### GOAL OF THE EXERCISE
Can you write out the whole listing exactly?

━━━ PROVIDED RECORDS

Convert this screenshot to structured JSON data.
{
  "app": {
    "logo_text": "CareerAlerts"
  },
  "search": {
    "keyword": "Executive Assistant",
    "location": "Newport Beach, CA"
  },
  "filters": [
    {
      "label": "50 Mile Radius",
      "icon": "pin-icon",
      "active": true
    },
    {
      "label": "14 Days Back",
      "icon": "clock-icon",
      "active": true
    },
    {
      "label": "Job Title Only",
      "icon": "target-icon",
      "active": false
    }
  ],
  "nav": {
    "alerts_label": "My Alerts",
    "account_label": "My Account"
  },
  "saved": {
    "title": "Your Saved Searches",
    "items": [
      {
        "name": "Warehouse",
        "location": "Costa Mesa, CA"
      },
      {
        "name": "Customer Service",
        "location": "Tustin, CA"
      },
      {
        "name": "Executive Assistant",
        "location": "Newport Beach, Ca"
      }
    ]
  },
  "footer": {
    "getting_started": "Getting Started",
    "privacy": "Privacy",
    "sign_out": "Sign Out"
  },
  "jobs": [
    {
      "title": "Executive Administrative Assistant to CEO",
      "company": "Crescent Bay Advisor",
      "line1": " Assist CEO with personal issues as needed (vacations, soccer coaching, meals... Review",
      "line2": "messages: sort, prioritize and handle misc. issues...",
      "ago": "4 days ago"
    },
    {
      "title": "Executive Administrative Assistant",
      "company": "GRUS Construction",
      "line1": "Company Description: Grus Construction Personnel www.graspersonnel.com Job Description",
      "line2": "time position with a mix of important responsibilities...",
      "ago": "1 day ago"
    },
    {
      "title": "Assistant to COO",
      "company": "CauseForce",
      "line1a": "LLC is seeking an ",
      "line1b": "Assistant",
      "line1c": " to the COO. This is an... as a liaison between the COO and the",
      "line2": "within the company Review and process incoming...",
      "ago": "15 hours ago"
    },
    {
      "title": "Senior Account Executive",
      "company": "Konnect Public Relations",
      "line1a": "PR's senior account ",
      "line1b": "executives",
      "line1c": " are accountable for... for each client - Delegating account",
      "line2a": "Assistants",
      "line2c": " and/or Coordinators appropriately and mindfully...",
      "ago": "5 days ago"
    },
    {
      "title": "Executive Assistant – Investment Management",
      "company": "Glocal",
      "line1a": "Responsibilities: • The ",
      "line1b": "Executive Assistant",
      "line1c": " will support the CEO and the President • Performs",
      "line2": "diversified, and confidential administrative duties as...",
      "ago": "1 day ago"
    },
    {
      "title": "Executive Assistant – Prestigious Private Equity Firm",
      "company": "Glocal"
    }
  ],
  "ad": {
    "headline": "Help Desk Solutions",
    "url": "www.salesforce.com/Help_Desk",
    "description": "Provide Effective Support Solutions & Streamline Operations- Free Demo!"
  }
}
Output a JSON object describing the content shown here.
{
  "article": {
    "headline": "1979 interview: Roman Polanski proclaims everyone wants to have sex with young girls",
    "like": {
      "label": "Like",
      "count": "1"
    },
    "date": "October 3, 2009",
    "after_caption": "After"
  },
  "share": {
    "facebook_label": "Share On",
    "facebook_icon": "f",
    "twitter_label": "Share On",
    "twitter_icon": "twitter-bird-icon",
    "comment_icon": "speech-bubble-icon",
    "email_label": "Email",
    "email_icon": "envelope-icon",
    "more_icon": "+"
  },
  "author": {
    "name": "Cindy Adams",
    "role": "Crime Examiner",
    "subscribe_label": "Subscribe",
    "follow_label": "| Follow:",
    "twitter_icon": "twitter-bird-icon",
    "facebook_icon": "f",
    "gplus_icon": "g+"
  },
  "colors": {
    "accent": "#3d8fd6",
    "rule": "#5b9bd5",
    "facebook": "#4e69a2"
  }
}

━━━━━━

### COMPLETED TASK
Convert this screenshot to structured JSON data.
{
  "app": {
    "logo_text": "CareerAlerts"
  },
  "search": {
    "keyword": "Executive Assistant",
    "location": "Newport Beach, CA"
  },
  "filters": [
    {
      "label": "50 Mile Radius",
      "icon": "pin-icon",
      "active": true
    },
    {
      "label": "14 Days Back",
      "icon": "clock-icon",
      "active": true
    },
    {
      "label": "Job Title Only",
      "icon": "target-icon",
      "active": false
    }
  ],
  "nav": {
    "alerts_label": "My Alerts",
    "account_label": "My Account"
  },
  "saved": {
    "title": "Your Saved Searches",
    "items": [
      {
        "name": "Warehouse",
        "location": "Costa Mesa, CA"
      },
      {
        "name": "Customer Service",
        "location": "Tustin, CA"
      },
      {
        "name": "Executive Assistant",
        "location": "Newport Beach, Ca"
      }
    ]
  },
  "footer": {
    "getting_started": "Getting Started",
    "privacy": "Privacy",
    "sign_out": "Sign Out"
  },
  "jobs": [
    {
      "title": "Executive Administrative Assistant to CEO",
      "company": "Crescent Bay Advisor",
      "line1": " Assist CEO with personal issues as needed (vacations, soccer coaching, meals... Review",
      "line2": "messages: sort, prioritize and handle misc. issues...",
      "ago": "4 days ago"
    },
    {
      "title": "Executive Administrative Assistant",
      "company": "GRUS Construction",
      "line1": "Company Description: Grus Construction Personnel www.graspersonnel.com Job Description",
      "line2": "time position with a mix of important responsibilities...",
      "ago": "1 day ago"
    },
    {
      "title": "Assistant to COO",
      "company": "CauseForce",
      "line1a": "LLC is seeking an ",
      "line1b": "Assistant",
      "line1c": " to the COO. This is an... as a liaison between the COO and the",
      "line2": "within the company Review and process incoming...",
      "ago": "15 hours ago"
    },
    {
      "title": "Senior Account Executive",
      "company": "Konnect Public Relations",
      "line1a": "PR's senior account ",
      "line1b": "executives",
      "line1c": " are accountable for... for each client - Delegating account",
      "line2a": "Assistants",
      "line2c": " and/or Coordinators appropriately and mindfully...",
      "ago": "5 days ago"
    },
    {
      "title": "Executive Assistant – Investment Management",
      "company": "Glocal",
      "line1a": "Responsibilities: • The ",
      "line1b": "Executive Assistant",
      "line1c": " will support the CEO and the President • Performs",
      "line2": "diversified, and confidential administrative duties as...",
      "ago": "1 day ago"
    },
    {
      "title": "Executive Assistant – Prestigious Private Equity Firm",
      "company": "Glocal"
    }
  ],
  "ad": {
    "headline": "Help Desk Solutions",
    "url": "www.salesforce.com/Help_Desk",
    "description": "Provide Effective Support Solutions & Streamline Operations- Free Demo!"
  }
}
Output a JSON object describing the content shown here.
{
  "article": {
    "headline": "1979 interview: Roman Polanski proclaims everyone wants to have sex with young girls",
    "like": {
      "label": "Like",
      "count": "1"
    },
    "date": "October 3, 2009",
    "after_caption": "After"
  },
  "share": {
    "facebook_label": "Share On",
    "facebook_icon": "f",
    "twitter_label": "Share On",
    "twitter_icon": "twitter-bird-icon",
    "comment_icon": "speech-bubble-icon",
    "email_label": "Email",
    "email_icon": "envelope-icon",
    "more_icon": "+"
  },
  "author": {
    "name": "Cindy Adams",
    "role": "Crime Examiner",
    "subscribe_label": "Subscribe",
    "follow_label": "| Follow:",
    "twitter_icon": "twitter-bird-icon",
    "facebook_icon": "f",
    "gplus_icon": "g+"
  },
  "colors": {
    "accent": "#3d8fd6",
    "rule": "#5b9bd5",
    "facebook": "#4e69a2"
  }
}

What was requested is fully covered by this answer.